=== DATA LINES ===

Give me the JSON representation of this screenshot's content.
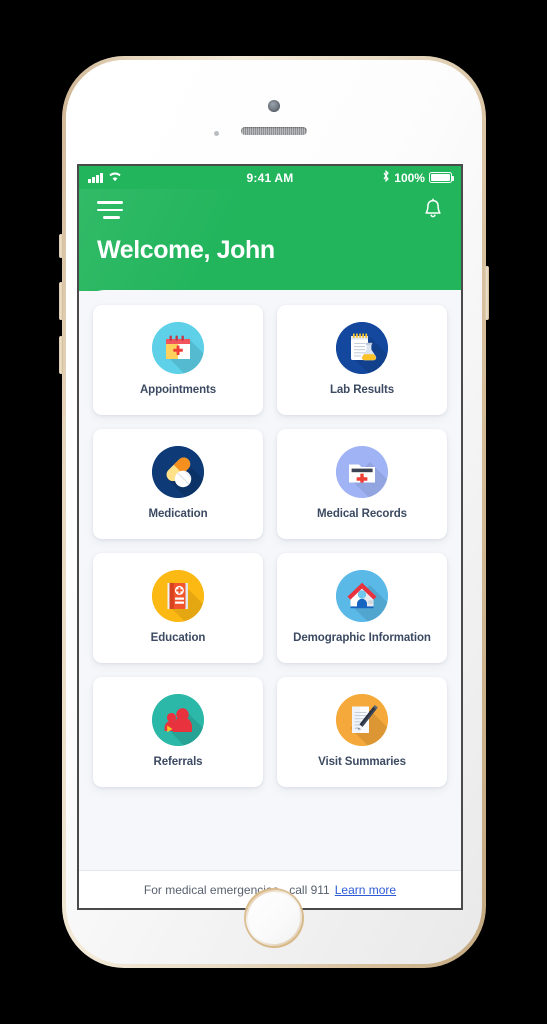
{
  "status_bar": {
    "signal_icon": "cellular-signal-icon",
    "wifi_icon": "wifi-icon",
    "time": "9:41 AM",
    "bluetooth_icon": "bluetooth-icon",
    "battery_percent": "100%",
    "battery_icon": "battery-full-icon"
  },
  "header": {
    "menu_icon": "hamburger-menu-icon",
    "notification_icon": "bell-icon",
    "greeting": "Welcome, John",
    "background_color": "#22B55C"
  },
  "tiles": [
    {
      "label": "Appointments",
      "icon": "calendar-medical-icon",
      "circle_color": "#5ED0E8"
    },
    {
      "label": "Lab Results",
      "icon": "notepad-flask-icon",
      "circle_color": "#14489E"
    },
    {
      "label": "Medication",
      "icon": "pill-capsule-icon",
      "circle_color": "#0E3B77"
    },
    {
      "label": "Medical Records",
      "icon": "file-folder-medical-icon",
      "circle_color": "#A0B4F5"
    },
    {
      "label": "Education",
      "icon": "medical-book-icon",
      "circle_color": "#FCB813"
    },
    {
      "label": "Demographic Information",
      "icon": "house-person-icon",
      "circle_color": "#5BB9E8"
    },
    {
      "label": "Referrals",
      "icon": "two-people-icon",
      "circle_color": "#2CB8A8"
    },
    {
      "label": "Visit Summaries",
      "icon": "document-pen-icon",
      "circle_color": "#F5A93A"
    }
  ],
  "footer": {
    "text": "For medical emergencies - call 911",
    "link_label": "Learn more",
    "link_color": "#2d5bd7"
  }
}
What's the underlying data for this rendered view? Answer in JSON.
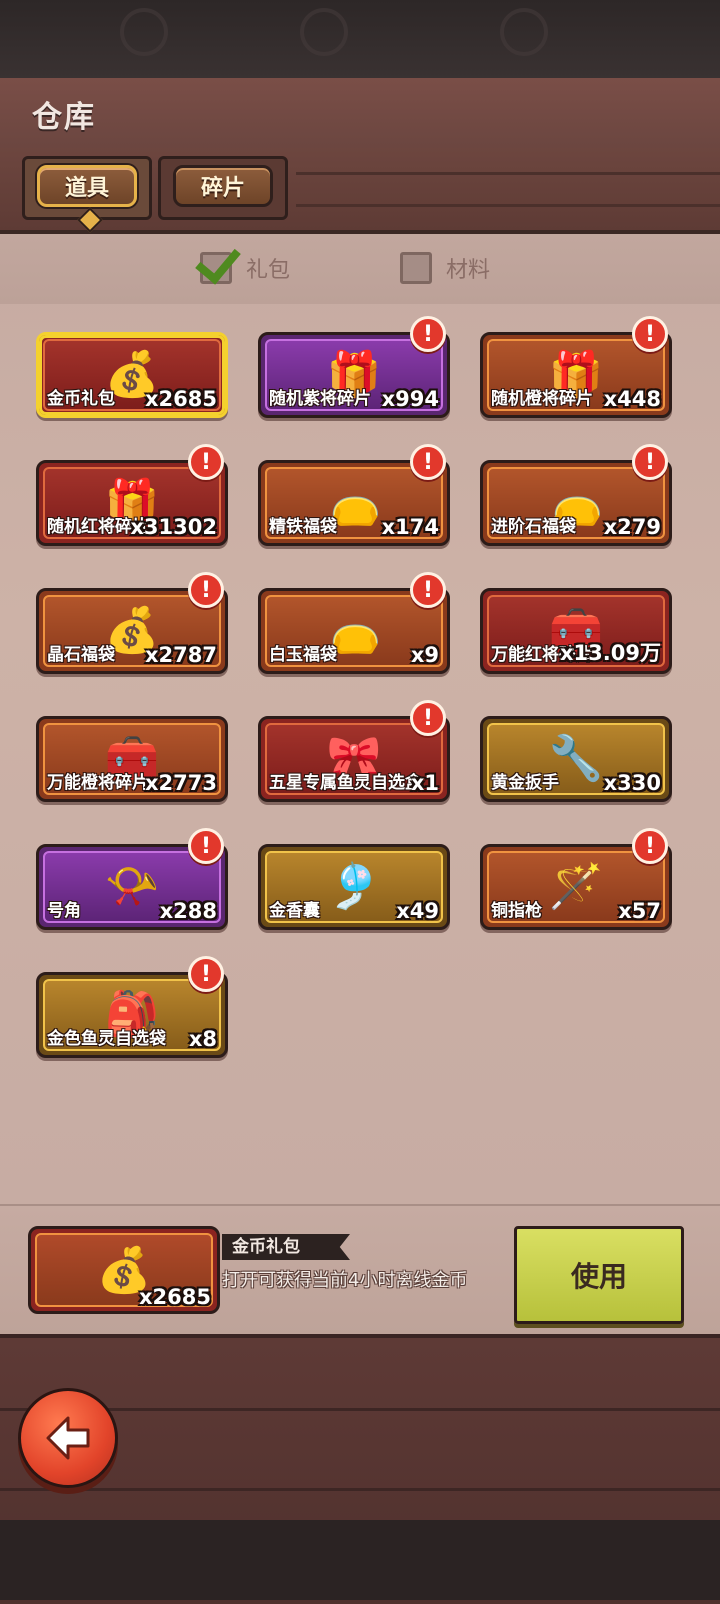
{
  "header": {
    "title": "仓库"
  },
  "tabs": [
    {
      "label": "道具",
      "active": true
    },
    {
      "label": "碎片",
      "active": false
    }
  ],
  "filters": [
    {
      "label": "礼包",
      "checked": true
    },
    {
      "label": "材料",
      "checked": false
    }
  ],
  "items": [
    {
      "name": "金币礼包",
      "qty": "x2685",
      "icon": "💰",
      "badge": "",
      "rarity": "red",
      "selected": true
    },
    {
      "name": "随机紫将碎片",
      "qty": "x994",
      "icon": "🎁",
      "badge": "!",
      "rarity": "purple"
    },
    {
      "name": "随机橙将碎片",
      "qty": "x448",
      "icon": "🎁",
      "badge": "!",
      "rarity": "orange"
    },
    {
      "name": "随机红将碎片",
      "qty": "x31302",
      "icon": "🎁",
      "badge": "!",
      "rarity": "red"
    },
    {
      "name": "精铁福袋",
      "qty": "x174",
      "icon": "👝",
      "badge": "!",
      "rarity": "orange"
    },
    {
      "name": "进阶石福袋",
      "qty": "x279",
      "icon": "👝",
      "badge": "!",
      "rarity": "orange"
    },
    {
      "name": "晶石福袋",
      "qty": "x2787",
      "icon": "💰",
      "badge": "!",
      "rarity": "orange"
    },
    {
      "name": "白玉福袋",
      "qty": "x9",
      "icon": "👝",
      "badge": "!",
      "rarity": "orange"
    },
    {
      "name": "万能红将碎片",
      "qty": "x13.09万",
      "icon": "🧰",
      "badge": "",
      "rarity": "red"
    },
    {
      "name": "万能橙将碎片",
      "qty": "x2773",
      "icon": "🧰",
      "badge": "",
      "rarity": "orange"
    },
    {
      "name": "五星专属鱼灵自选盒",
      "qty": "x1",
      "icon": "🎀",
      "badge": "!",
      "rarity": "red"
    },
    {
      "name": "黄金扳手",
      "qty": "x330",
      "icon": "🔧",
      "badge": "",
      "rarity": "gold"
    },
    {
      "name": "号角",
      "qty": "x288",
      "icon": "📯",
      "badge": "!",
      "rarity": "purple"
    },
    {
      "name": "金香囊",
      "qty": "x49",
      "icon": "🎐",
      "badge": "",
      "rarity": "gold"
    },
    {
      "name": "铜指枪",
      "qty": "x57",
      "icon": "🪄",
      "badge": "!",
      "rarity": "orange"
    },
    {
      "name": "金色鱼灵自选袋",
      "qty": "x8",
      "icon": "🎒",
      "badge": "!",
      "rarity": "gold"
    }
  ],
  "detail": {
    "name": "金币礼包",
    "qty": "x2685",
    "icon": "💰",
    "description": "打开可获得当前4小时离线金币",
    "use_label": "使用"
  },
  "icons": {
    "back": "back-arrow-icon",
    "check": "check-icon",
    "alert": "alert-badge-icon"
  },
  "colors": {
    "accent": "#f4d12e",
    "use_button": "#d1d85a",
    "back_button": "#e2442a"
  }
}
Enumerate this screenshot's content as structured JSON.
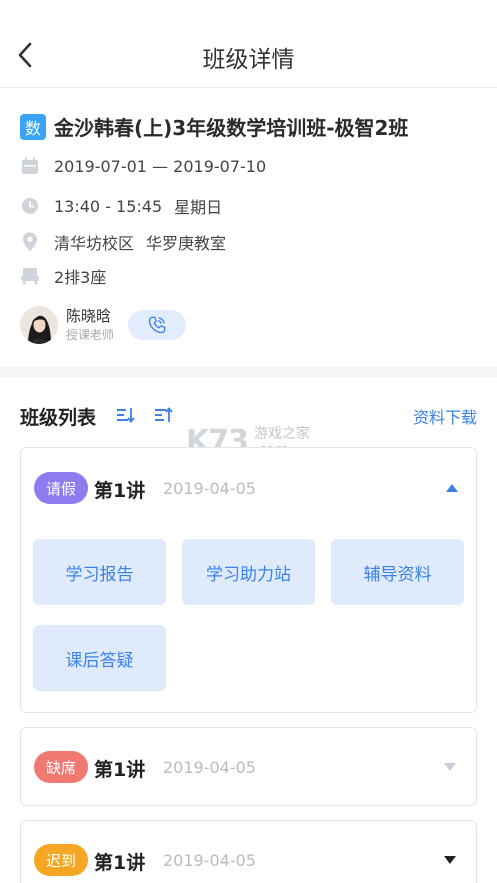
{
  "nav": {
    "title": "班级详情"
  },
  "course": {
    "subject_badge": "数",
    "title": "金沙韩春(上)3年级数学培训班-极智2班",
    "date_range": "2019-07-01 — 2019-07-10",
    "time": "13:40 - 15:45",
    "weekday": "星期日",
    "campus": "清华坊校区",
    "room": "华罗庚教室",
    "seat": "2排3座"
  },
  "teacher": {
    "name": "陈晓晗",
    "role": "授课老师"
  },
  "list": {
    "title": "班级列表",
    "download_label": "资料下载"
  },
  "lessons": [
    {
      "status": "请假",
      "status_color": "#8c7cf0",
      "name": "第1讲",
      "date": "2019-04-05",
      "expanded": true,
      "actions": [
        "学习报告",
        "学习助力站",
        "辅导资料",
        "课后答疑"
      ]
    },
    {
      "status": "缺席",
      "status_color": "#f07a72",
      "name": "第1讲",
      "date": "2019-04-05",
      "expanded": false
    },
    {
      "status": "迟到",
      "status_color": "#f5a623",
      "name": "第1讲",
      "date": "2019-04-05",
      "expanded": false
    }
  ],
  "watermark": {
    "logo": "K73",
    "line1": "游戏之家",
    "line2": ".com"
  },
  "colors": {
    "accent": "#3b82e8",
    "action_bg": "#dfeafd",
    "divider": "#f4f5f7"
  },
  "icons": [
    "back-icon",
    "calendar-icon",
    "clock-icon",
    "location-icon",
    "seat-icon",
    "phone-icon",
    "sort-ascending-icon",
    "sort-descending-icon",
    "caret-up-icon",
    "caret-down-icon"
  ]
}
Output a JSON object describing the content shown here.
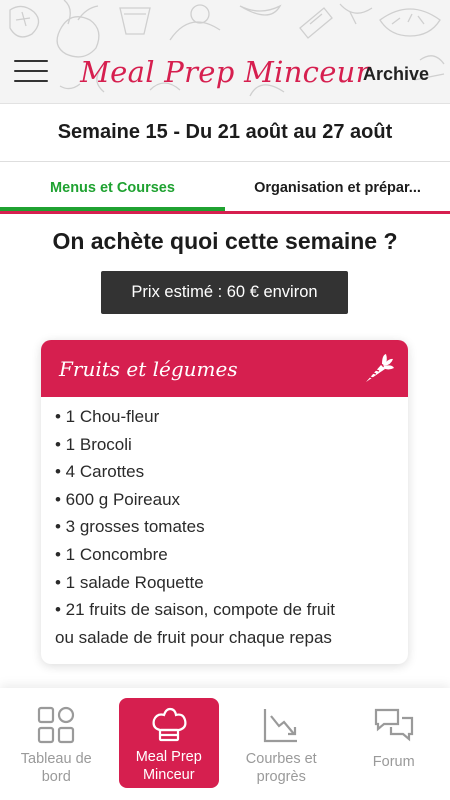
{
  "header": {
    "title": "Meal Prep Minceur",
    "archive_label": "Archive",
    "menu_icon": "hamburger-menu-icon"
  },
  "week": {
    "title": "Semaine 15 - Du 21 août au 27 août"
  },
  "tabs": [
    {
      "label": "Menus et Courses",
      "active": true
    },
    {
      "label": "Organisation et prépar...",
      "active": false
    }
  ],
  "main": {
    "question": "On achète quoi cette semaine ?",
    "price": "Prix estimé : 60 € environ"
  },
  "card": {
    "title": "Fruits et légumes",
    "icon": "carrot-icon",
    "items": [
      "• 1 Chou-fleur",
      "• 1 Brocoli",
      "• 4 Carottes",
      "• 600 g Poireaux",
      "• 3 grosses tomates",
      "• 1 Concombre",
      "• 1 salade Roquette",
      "• 21 fruits de saison, compote de fruit",
      "ou salade de fruit pour chaque repas"
    ]
  },
  "bottom_nav": [
    {
      "label_1": "Tableau de",
      "label_2": "bord",
      "icon": "dashboard-grid-icon",
      "active": false
    },
    {
      "label_1": "Meal Prep",
      "label_2": "Minceur",
      "icon": "chef-hat-icon",
      "active": true
    },
    {
      "label_1": "Courbes et",
      "label_2": "progrès",
      "icon": "trend-chart-icon",
      "active": false
    },
    {
      "label_1": "Forum",
      "label_2": "",
      "icon": "chat-bubbles-icon",
      "active": false
    }
  ],
  "colors": {
    "brand_red": "#d61f4f",
    "active_green": "#1fa231",
    "badge_dark": "#333333",
    "nav_gray": "#9a9a9a"
  }
}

===

*REQUIRED TASK:*
Quote every line of the records above exactly; no picture is to be copied.

*TASK SOLUTION:*
Give me the JSON representation of this screenshot's content.
{
  "status_bar": {
    "signal_icon": "cellular-signal-icon",
    "wifi_icon": "wifi-icon",
    "time": "9:41 AM",
    "bluetooth_icon": "bluetooth-icon",
    "battery_percent": "100%",
    "battery_icon": "battery-full-icon"
  },
  "header": {
    "menu_icon": "hamburger-menu-icon",
    "notification_icon": "bell-icon",
    "greeting": "Welcome, John",
    "background_color": "#22B55C"
  },
  "tiles": [
    {
      "label": "Appointments",
      "icon": "calendar-medical-icon",
      "circle_color": "#5ED0E8"
    },
    {
      "label": "Lab Results",
      "icon": "notepad-flask-icon",
      "circle_color": "#14489E"
    },
    {
      "label": "Medication",
      "icon": "pill-capsule-icon",
      "circle_color": "#0E3B77"
    },
    {
      "label": "Medical Records",
      "icon": "file-folder-medical-icon",
      "circle_color": "#A0B4F5"
    },
    {
      "label": "Education",
      "icon": "medical-book-icon",
      "circle_color": "#FCB813"
    },
    {
      "label": "Demographic Information",
      "icon": "house-person-icon",
      "circle_color": "#5BB9E8"
    },
    {
      "label": "Referrals",
      "icon": "two-people-icon",
      "circle_color": "#2CB8A8"
    },
    {
      "label": "Visit Summaries",
      "icon": "document-pen-icon",
      "circle_color": "#F5A93A"
    }
  ],
  "footer": {
    "text": "For medical emergencies - call 911",
    "link_label": "Learn more",
    "link_color": "#2d5bd7"
  }
}
What's the underlying data for this rendered view? Answer in JSON.
{
  "header": {
    "title": "仓库"
  },
  "tabs": [
    {
      "label": "道具",
      "active": true
    },
    {
      "label": "碎片",
      "active": false
    }
  ],
  "filters": [
    {
      "label": "礼包",
      "checked": true
    },
    {
      "label": "材料",
      "checked": false
    }
  ],
  "items": [
    {
      "name": "金币礼包",
      "qty": "x2685",
      "icon": "💰",
      "badge": "",
      "rarity": "red",
      "selected": true
    },
    {
      "name": "随机紫将碎片",
      "qty": "x994",
      "icon": "🎁",
      "badge": "!",
      "rarity": "purple"
    },
    {
      "name": "随机橙将碎片",
      "qty": "x448",
      "icon": "🎁",
      "badge": "!",
      "rarity": "orange"
    },
    {
      "name": "随机红将碎片",
      "qty": "x31302",
      "icon": "🎁",
      "badge": "!",
      "rarity": "red"
    },
    {
      "name": "精铁福袋",
      "qty": "x174",
      "icon": "👝",
      "badge": "!",
      "rarity": "orange"
    },
    {
      "name": "进阶石福袋",
      "qty": "x279",
      "icon": "👝",
      "badge": "!",
      "rarity": "orange"
    },
    {
      "name": "晶石福袋",
      "qty": "x2787",
      "icon": "💰",
      "badge": "!",
      "rarity": "orange"
    },
    {
      "name": "白玉福袋",
      "qty": "x9",
      "icon": "👝",
      "badge": "!",
      "rarity": "orange"
    },
    {
      "name": "万能红将碎片",
      "qty": "x13.09万",
      "icon": "🧰",
      "badge": "",
      "rarity": "red"
    },
    {
      "name": "万能橙将碎片",
      "qty": "x2773",
      "icon": "🧰",
      "badge": "",
      "rarity": "orange"
    },
    {
      "name": "五星专属鱼灵自选盒",
      "qty": "x1",
      "icon": "🎀",
      "badge": "!",
      "rarity": "red"
    },
    {
      "name": "黄金扳手",
      "qty": "x330",
      "icon": "🔧",
      "badge": "",
      "rarity": "gold"
    },
    {
      "name": "号角",
      "qty": "x288",
      "icon": "📯",
      "badge": "!",
      "rarity": "purple"
    },
    {
      "name": "金香囊",
      "qty": "x49",
      "icon": "🎐",
      "badge": "",
      "rarity": "gold"
    },
    {
      "name": "铜指枪",
      "qty": "x57",
      "icon": "🪄",
      "badge": "!",
      "rarity": "orange"
    },
    {
      "name": "金色鱼灵自选袋",
      "qty": "x8",
      "icon": "🎒",
      "badge": "!",
      "rarity": "gold"
    }
  ],
  "detail": {
    "name": "金币礼包",
    "qty": "x2685",
    "icon": "💰",
    "description": "打开可获得当前4小时离线金币",
    "use_label": "使用"
  },
  "icons": {
    "back": "back-arrow-icon",
    "check": "check-icon",
    "alert": "alert-badge-icon"
  },
  "colors": {
    "accent": "#f4d12e",
    "use_button": "#d1d85a",
    "back_button": "#e2442a"
  }
}
Enumerate this screenshot's content as structured JSON.
{
  "nav": {
    "title": "班级详情"
  },
  "course": {
    "subject_badge": "数",
    "title": "金沙韩春(上)3年级数学培训班-极智2班",
    "date_range": "2019-07-01 — 2019-07-10",
    "time": "13:40 - 15:45",
    "weekday": "星期日",
    "campus": "清华坊校区",
    "room": "华罗庚教室",
    "seat": "2排3座"
  },
  "teacher": {
    "name": "陈晓晗",
    "role": "授课老师"
  },
  "list": {
    "title": "班级列表",
    "download_label": "资料下载"
  },
  "lessons": [
    {
      "status": "请假",
      "status_color": "#8c7cf0",
      "name": "第1讲",
      "date": "2019-04-05",
      "expanded": true,
      "actions": [
        "学习报告",
        "学习助力站",
        "辅导资料",
        "课后答疑"
      ]
    },
    {
      "status": "缺席",
      "status_color": "#f07a72",
      "name": "第1讲",
      "date": "2019-04-05",
      "expanded": false
    },
    {
      "status": "迟到",
      "status_color": "#f5a623",
      "name": "第1讲",
      "date": "2019-04-05",
      "expanded": false
    }
  ],
  "watermark": {
    "logo": "K73",
    "line1": "游戏之家",
    "line2": ".com"
  },
  "colors": {
    "accent": "#3b82e8",
    "action_bg": "#dfeafd",
    "divider": "#f4f5f7"
  },
  "icons": [
    "back-icon",
    "calendar-icon",
    "clock-icon",
    "location-icon",
    "seat-icon",
    "phone-icon",
    "sort-ascending-icon",
    "sort-descending-icon",
    "caret-up-icon",
    "caret-down-icon"
  ]
}
Output a JSON object describing the content shown here.
{
  "header": {
    "title": "Meal Prep Minceur",
    "archive_label": "Archive",
    "menu_icon": "hamburger-menu-icon"
  },
  "week": {
    "title": "Semaine 15 - Du 21 août au 27 août"
  },
  "tabs": [
    {
      "label": "Menus et Courses",
      "active": true
    },
    {
      "label": "Organisation et prépar...",
      "active": false
    }
  ],
  "main": {
    "question": "On achète quoi cette semaine ?",
    "price": "Prix estimé : 60 € environ"
  },
  "card": {
    "title": "Fruits et légumes",
    "icon": "carrot-icon",
    "items": [
      "• 1 Chou-fleur",
      "• 1 Brocoli",
      "• 4 Carottes",
      "• 600 g Poireaux",
      "• 3 grosses tomates",
      "• 1 Concombre",
      "• 1 salade Roquette",
      "• 21 fruits de saison, compote de fruit",
      "ou salade de fruit pour chaque repas"
    ]
  },
  "bottom_nav": [
    {
      "label_1": "Tableau de",
      "label_2": "bord",
      "icon": "dashboard-grid-icon",
      "active": false
    },
    {
      "label_1": "Meal Prep",
      "label_2": "Minceur",
      "icon": "chef-hat-icon",
      "active": true
    },
    {
      "label_1": "Courbes et",
      "label_2": "progrès",
      "icon": "trend-chart-icon",
      "active": false
    },
    {
      "label_1": "Forum",
      "label_2": "",
      "icon": "chat-bubbles-icon",
      "active": false
    }
  ],
  "colors": {
    "brand_red": "#d61f4f",
    "active_green": "#1fa231",
    "badge_dark": "#333333",
    "nav_gray": "#9a9a9a"
  }
}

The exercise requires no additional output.